DATA SUPPLIED:
::::
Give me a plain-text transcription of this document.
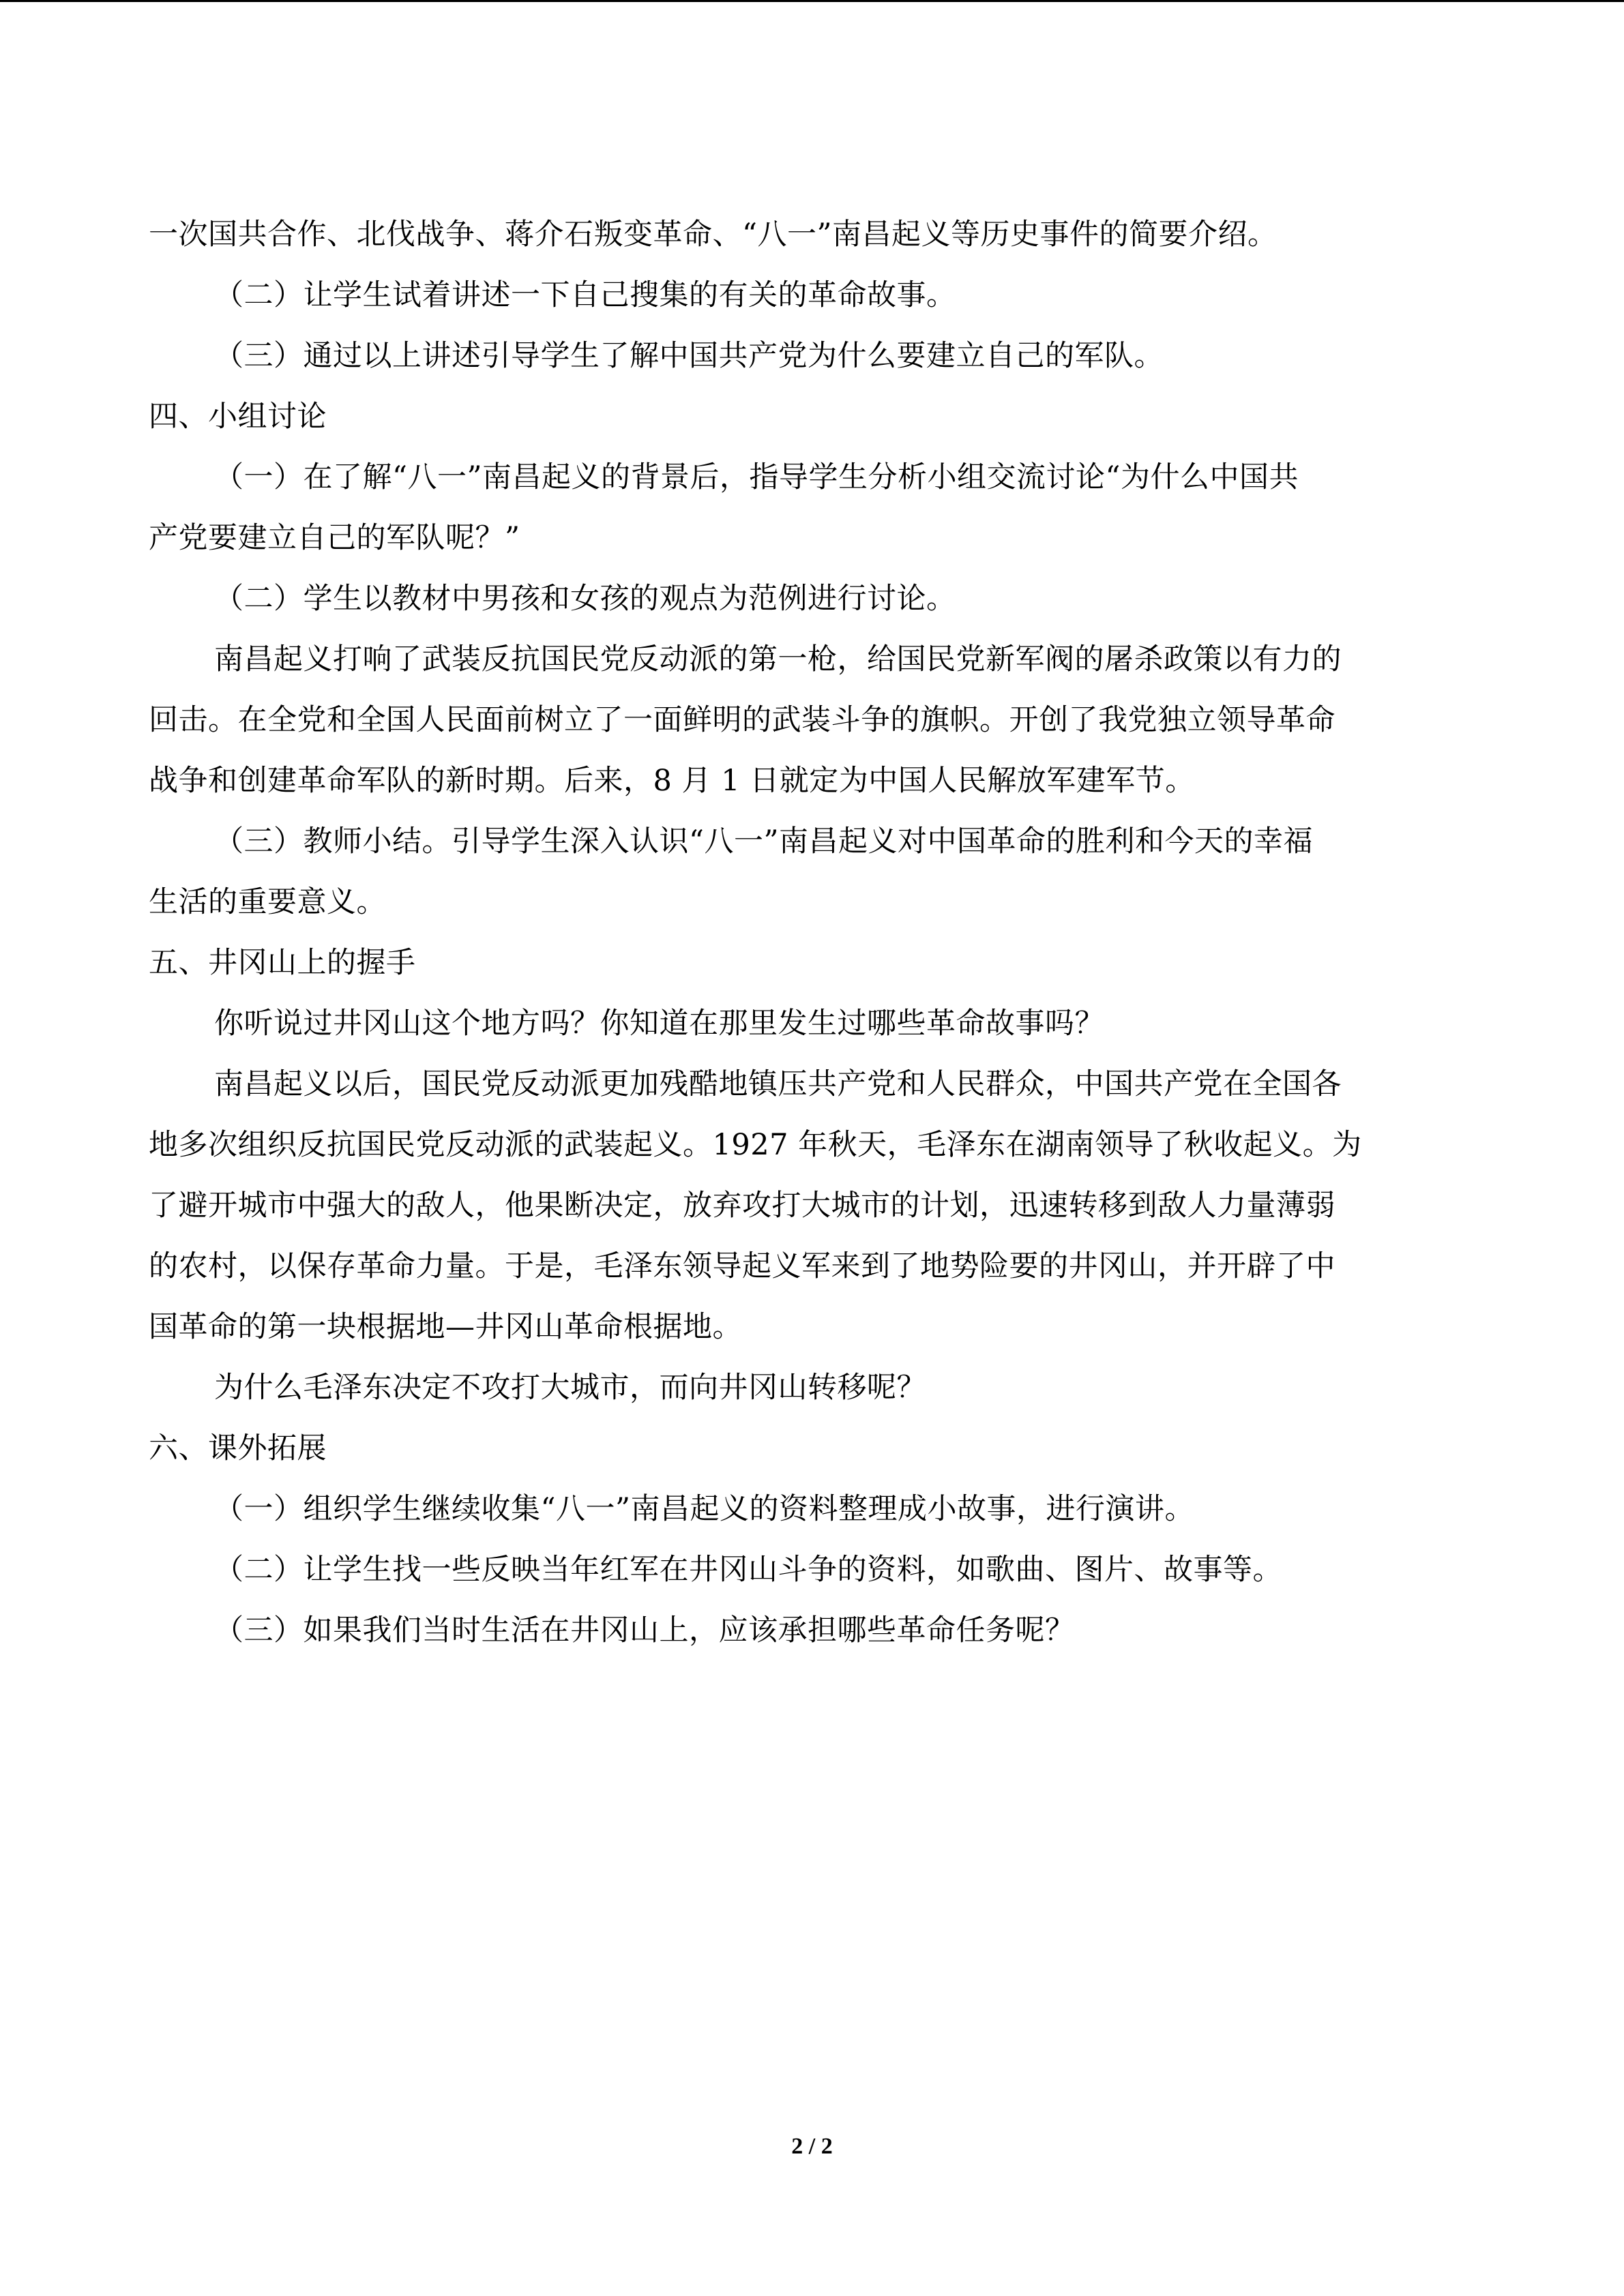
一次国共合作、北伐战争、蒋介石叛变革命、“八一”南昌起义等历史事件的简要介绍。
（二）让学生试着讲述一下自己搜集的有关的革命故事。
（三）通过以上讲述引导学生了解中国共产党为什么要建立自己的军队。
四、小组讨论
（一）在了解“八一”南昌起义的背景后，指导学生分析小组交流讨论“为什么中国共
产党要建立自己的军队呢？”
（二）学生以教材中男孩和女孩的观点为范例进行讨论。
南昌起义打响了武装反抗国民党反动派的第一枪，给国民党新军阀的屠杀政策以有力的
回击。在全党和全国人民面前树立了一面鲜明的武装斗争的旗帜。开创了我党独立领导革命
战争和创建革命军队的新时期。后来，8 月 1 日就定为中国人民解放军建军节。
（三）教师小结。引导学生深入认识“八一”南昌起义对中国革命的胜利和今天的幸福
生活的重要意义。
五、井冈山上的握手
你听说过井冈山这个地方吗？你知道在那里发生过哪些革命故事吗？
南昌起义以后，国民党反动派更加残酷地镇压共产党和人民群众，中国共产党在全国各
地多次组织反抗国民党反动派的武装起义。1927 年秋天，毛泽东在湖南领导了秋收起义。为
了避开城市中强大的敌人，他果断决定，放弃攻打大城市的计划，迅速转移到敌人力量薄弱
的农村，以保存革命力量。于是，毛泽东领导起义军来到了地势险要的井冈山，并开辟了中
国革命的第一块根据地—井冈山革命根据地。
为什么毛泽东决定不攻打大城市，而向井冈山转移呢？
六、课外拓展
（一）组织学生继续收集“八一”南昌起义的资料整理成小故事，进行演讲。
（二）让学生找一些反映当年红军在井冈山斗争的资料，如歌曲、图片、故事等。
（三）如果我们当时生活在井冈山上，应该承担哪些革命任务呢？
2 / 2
::::
DESCRIPTION OF THE TASK:
Leave the pictures out and copy the rest of the data exactly.

PROBLEM SOLUTION:
Give me a plain-text transcription of this document.
一次国共合作、北伐战争、蒋介石叛变革命、“八一”南昌起义等历史事件的简要介绍。
（二）让学生试着讲述一下自己搜集的有关的革命故事。
（三）通过以上讲述引导学生了解中国共产党为什么要建立自己的军队。
四、小组讨论
（一）在了解“八一”南昌起义的背景后，指导学生分析小组交流讨论“为什么中国共
产党要建立自己的军队呢？”
（二）学生以教材中男孩和女孩的观点为范例进行讨论。
南昌起义打响了武装反抗国民党反动派的第一枪，给国民党新军阀的屠杀政策以有力的
回击。在全党和全国人民面前树立了一面鲜明的武装斗争的旗帜。开创了我党独立领导革命
战争和创建革命军队的新时期。后来，8 月 1 日就定为中国人民解放军建军节。
（三）教师小结。引导学生深入认识“八一”南昌起义对中国革命的胜利和今天的幸福
生活的重要意义。
五、井冈山上的握手
你听说过井冈山这个地方吗？你知道在那里发生过哪些革命故事吗？
南昌起义以后，国民党反动派更加残酷地镇压共产党和人民群众，中国共产党在全国各
地多次组织反抗国民党反动派的武装起义。1927 年秋天，毛泽东在湖南领导了秋收起义。为
了避开城市中强大的敌人，他果断决定，放弃攻打大城市的计划，迅速转移到敌人力量薄弱
的农村，以保存革命力量。于是，毛泽东领导起义军来到了地势险要的井冈山，并开辟了中
国革命的第一块根据地—井冈山革命根据地。
为什么毛泽东决定不攻打大城市，而向井冈山转移呢？
六、课外拓展
（一）组织学生继续收集“八一”南昌起义的资料整理成小故事，进行演讲。
（二）让学生找一些反映当年红军在井冈山斗争的资料，如歌曲、图片、故事等。
（三）如果我们当时生活在井冈山上，应该承担哪些革命任务呢？
2 / 2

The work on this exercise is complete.